(Figure contents as structured data)
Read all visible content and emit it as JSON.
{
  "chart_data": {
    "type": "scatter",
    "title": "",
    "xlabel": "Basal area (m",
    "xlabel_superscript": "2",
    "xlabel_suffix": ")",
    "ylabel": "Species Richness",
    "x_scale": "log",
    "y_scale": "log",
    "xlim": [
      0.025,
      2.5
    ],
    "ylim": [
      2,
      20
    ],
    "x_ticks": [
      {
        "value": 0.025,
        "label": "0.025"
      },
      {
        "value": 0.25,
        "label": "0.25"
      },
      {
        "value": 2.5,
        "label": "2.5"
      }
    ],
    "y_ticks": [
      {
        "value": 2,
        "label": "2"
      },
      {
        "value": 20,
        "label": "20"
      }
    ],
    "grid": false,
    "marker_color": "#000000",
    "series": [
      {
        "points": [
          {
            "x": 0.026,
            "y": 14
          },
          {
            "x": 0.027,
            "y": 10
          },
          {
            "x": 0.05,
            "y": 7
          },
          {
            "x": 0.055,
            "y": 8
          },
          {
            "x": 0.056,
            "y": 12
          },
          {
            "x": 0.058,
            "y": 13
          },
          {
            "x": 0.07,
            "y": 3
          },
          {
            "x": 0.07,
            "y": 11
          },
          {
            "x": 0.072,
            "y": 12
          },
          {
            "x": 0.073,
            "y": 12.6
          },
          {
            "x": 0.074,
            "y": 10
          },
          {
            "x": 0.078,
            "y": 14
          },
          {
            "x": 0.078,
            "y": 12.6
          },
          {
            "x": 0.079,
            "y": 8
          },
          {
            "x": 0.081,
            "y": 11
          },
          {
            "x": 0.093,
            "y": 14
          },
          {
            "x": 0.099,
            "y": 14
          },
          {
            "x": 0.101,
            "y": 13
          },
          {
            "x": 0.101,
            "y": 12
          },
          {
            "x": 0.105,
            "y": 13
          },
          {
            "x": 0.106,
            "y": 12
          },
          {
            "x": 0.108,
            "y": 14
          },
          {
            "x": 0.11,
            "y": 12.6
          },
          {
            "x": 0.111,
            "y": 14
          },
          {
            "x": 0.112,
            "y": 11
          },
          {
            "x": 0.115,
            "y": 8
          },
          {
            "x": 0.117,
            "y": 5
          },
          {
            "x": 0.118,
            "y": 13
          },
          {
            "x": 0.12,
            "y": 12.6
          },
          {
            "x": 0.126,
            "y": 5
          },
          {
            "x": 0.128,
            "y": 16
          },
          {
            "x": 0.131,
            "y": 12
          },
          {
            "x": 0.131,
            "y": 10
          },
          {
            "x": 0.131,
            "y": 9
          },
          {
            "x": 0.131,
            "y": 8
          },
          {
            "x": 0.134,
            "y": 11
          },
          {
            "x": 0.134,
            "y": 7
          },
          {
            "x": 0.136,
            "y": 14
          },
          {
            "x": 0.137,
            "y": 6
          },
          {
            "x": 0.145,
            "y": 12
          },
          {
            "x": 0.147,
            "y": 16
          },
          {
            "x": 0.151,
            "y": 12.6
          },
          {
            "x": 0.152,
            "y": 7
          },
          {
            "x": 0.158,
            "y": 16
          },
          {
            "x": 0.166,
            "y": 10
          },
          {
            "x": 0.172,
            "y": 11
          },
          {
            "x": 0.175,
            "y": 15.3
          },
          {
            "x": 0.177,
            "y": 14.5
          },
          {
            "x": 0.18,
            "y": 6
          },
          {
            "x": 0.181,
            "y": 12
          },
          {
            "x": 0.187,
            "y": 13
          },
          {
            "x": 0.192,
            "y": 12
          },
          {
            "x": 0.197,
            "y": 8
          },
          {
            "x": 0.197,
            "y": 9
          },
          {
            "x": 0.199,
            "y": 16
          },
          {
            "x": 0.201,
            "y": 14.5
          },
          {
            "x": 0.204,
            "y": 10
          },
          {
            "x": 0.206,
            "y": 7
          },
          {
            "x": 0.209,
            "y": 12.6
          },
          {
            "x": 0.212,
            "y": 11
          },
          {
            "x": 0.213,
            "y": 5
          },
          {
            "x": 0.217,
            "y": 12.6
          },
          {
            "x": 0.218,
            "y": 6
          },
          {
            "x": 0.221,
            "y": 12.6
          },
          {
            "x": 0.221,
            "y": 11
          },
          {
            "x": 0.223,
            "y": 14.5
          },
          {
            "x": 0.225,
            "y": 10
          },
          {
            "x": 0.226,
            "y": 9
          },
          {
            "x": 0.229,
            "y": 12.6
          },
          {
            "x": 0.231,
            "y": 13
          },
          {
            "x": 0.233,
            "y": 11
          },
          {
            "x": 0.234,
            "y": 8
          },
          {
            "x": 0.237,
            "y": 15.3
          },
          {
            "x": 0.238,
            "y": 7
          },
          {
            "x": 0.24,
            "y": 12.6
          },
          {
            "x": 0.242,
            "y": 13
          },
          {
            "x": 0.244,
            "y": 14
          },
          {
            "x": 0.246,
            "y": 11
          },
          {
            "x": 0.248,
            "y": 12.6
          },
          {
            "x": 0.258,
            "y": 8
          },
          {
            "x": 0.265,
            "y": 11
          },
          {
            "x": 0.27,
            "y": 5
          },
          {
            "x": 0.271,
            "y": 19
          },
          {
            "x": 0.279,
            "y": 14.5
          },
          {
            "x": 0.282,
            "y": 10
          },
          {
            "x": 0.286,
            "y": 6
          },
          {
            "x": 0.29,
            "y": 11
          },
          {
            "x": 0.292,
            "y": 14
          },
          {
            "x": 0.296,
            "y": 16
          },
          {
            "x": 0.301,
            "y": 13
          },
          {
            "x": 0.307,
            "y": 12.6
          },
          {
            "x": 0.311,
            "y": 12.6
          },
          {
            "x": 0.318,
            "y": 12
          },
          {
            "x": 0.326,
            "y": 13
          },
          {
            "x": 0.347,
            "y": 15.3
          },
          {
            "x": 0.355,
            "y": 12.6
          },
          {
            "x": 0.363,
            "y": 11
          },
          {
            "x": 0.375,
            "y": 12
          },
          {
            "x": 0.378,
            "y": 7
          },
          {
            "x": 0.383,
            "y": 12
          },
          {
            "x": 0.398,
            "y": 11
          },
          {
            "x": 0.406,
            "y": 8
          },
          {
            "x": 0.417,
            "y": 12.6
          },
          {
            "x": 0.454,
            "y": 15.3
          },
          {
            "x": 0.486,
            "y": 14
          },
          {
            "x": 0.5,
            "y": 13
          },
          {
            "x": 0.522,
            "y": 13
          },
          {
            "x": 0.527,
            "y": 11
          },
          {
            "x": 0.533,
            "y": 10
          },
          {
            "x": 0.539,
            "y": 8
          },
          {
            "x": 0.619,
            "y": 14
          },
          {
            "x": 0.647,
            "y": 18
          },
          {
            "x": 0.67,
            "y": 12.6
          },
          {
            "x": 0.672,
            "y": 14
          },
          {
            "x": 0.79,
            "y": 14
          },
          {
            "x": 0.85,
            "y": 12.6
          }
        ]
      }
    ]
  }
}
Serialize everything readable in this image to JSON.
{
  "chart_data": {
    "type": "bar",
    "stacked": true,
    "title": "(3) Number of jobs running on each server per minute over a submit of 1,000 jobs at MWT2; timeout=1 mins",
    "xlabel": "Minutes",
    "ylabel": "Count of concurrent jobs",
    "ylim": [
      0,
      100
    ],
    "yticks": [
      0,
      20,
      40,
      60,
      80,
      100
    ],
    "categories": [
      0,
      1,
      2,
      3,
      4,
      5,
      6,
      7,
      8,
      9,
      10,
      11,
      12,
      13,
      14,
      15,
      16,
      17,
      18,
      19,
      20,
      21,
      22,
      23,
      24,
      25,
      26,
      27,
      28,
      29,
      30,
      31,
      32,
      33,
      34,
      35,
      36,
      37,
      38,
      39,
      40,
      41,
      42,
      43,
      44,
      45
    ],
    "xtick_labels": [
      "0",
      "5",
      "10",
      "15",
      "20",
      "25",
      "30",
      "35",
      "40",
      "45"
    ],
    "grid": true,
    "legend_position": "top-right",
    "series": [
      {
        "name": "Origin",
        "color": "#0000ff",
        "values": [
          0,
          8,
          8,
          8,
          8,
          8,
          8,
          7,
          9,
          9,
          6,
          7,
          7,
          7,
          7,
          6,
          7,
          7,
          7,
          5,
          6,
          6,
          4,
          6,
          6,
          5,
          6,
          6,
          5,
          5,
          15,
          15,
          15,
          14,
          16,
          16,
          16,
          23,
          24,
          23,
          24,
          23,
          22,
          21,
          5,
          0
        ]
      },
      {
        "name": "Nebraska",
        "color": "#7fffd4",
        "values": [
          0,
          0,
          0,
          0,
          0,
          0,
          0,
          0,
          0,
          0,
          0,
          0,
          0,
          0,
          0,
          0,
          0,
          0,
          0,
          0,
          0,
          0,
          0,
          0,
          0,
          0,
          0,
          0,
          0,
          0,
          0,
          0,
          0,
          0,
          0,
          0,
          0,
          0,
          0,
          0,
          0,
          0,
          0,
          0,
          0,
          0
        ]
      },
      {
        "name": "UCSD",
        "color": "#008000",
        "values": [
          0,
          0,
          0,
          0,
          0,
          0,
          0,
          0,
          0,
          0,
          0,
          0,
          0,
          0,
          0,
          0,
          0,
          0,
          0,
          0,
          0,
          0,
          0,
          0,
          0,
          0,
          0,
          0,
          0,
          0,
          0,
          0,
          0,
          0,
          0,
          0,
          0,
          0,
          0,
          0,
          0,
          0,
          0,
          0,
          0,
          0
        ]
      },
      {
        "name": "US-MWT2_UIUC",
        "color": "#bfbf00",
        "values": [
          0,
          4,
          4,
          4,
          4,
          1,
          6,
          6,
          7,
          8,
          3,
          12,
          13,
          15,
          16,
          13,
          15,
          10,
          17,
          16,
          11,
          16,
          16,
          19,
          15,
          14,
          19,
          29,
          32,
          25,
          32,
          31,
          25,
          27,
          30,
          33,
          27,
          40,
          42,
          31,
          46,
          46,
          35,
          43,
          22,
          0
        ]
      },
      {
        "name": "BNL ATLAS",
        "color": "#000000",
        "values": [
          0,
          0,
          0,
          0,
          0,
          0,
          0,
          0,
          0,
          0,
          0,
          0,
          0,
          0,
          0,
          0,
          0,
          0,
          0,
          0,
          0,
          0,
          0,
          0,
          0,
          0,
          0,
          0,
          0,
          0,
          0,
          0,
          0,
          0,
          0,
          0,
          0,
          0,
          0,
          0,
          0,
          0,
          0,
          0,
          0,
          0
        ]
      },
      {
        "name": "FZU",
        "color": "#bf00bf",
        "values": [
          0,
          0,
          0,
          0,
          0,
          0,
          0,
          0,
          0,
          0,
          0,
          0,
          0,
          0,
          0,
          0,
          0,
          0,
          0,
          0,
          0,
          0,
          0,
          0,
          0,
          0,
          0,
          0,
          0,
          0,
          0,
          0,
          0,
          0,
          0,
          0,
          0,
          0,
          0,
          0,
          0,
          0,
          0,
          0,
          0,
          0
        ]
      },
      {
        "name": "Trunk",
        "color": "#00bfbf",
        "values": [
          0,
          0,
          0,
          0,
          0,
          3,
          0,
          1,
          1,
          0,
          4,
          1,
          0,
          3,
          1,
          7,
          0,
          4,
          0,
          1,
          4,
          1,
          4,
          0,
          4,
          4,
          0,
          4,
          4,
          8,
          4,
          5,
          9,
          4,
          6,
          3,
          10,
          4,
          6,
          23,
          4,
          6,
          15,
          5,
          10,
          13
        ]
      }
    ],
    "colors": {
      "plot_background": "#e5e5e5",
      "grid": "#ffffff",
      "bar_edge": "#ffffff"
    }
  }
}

CHALLENGE => Write only the number of lines in the data above that include "title".

TASK ANSWER => 2